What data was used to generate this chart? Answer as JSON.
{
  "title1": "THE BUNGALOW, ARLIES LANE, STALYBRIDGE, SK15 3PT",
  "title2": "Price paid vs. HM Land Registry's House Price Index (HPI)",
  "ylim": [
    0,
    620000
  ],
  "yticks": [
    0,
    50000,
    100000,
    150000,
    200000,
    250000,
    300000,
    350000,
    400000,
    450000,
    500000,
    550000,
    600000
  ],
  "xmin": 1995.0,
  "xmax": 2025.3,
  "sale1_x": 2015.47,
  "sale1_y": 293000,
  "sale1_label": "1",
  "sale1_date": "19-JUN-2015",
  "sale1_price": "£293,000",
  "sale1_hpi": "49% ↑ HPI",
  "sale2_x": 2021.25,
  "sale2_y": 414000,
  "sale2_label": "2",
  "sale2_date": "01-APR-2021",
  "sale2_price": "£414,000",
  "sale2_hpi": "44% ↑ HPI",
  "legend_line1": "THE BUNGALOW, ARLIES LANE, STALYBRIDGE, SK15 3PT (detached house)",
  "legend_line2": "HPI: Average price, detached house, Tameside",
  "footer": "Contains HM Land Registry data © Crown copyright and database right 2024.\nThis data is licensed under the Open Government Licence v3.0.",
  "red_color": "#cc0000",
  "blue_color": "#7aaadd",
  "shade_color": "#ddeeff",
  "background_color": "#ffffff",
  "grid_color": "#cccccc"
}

● **Description of the task**
Quote each line above in full, word for word.

● **Exercise result**
What data was used to generate this chart? Answer as JSON.
{
  "title1": "THE BUNGALOW, ARLIES LANE, STALYBRIDGE, SK15 3PT",
  "title2": "Price paid vs. HM Land Registry's House Price Index (HPI)",
  "ylim": [
    0,
    620000
  ],
  "yticks": [
    0,
    50000,
    100000,
    150000,
    200000,
    250000,
    300000,
    350000,
    400000,
    450000,
    500000,
    550000,
    600000
  ],
  "xmin": 1995.0,
  "xmax": 2025.3,
  "sale1_x": 2015.47,
  "sale1_y": 293000,
  "sale1_label": "1",
  "sale1_date": "19-JUN-2015",
  "sale1_price": "£293,000",
  "sale1_hpi": "49% ↑ HPI",
  "sale2_x": 2021.25,
  "sale2_y": 414000,
  "sale2_label": "2",
  "sale2_date": "01-APR-2021",
  "sale2_price": "£414,000",
  "sale2_hpi": "44% ↑ HPI",
  "legend_line1": "THE BUNGALOW, ARLIES LANE, STALYBRIDGE, SK15 3PT (detached house)",
  "legend_line2": "HPI: Average price, detached house, Tameside",
  "footer": "Contains HM Land Registry data © Crown copyright and database right 2024.\nThis data is licensed under the Open Government Licence v3.0.",
  "red_color": "#cc0000",
  "blue_color": "#7aaadd",
  "shade_color": "#ddeeff",
  "background_color": "#ffffff",
  "grid_color": "#cccccc"
}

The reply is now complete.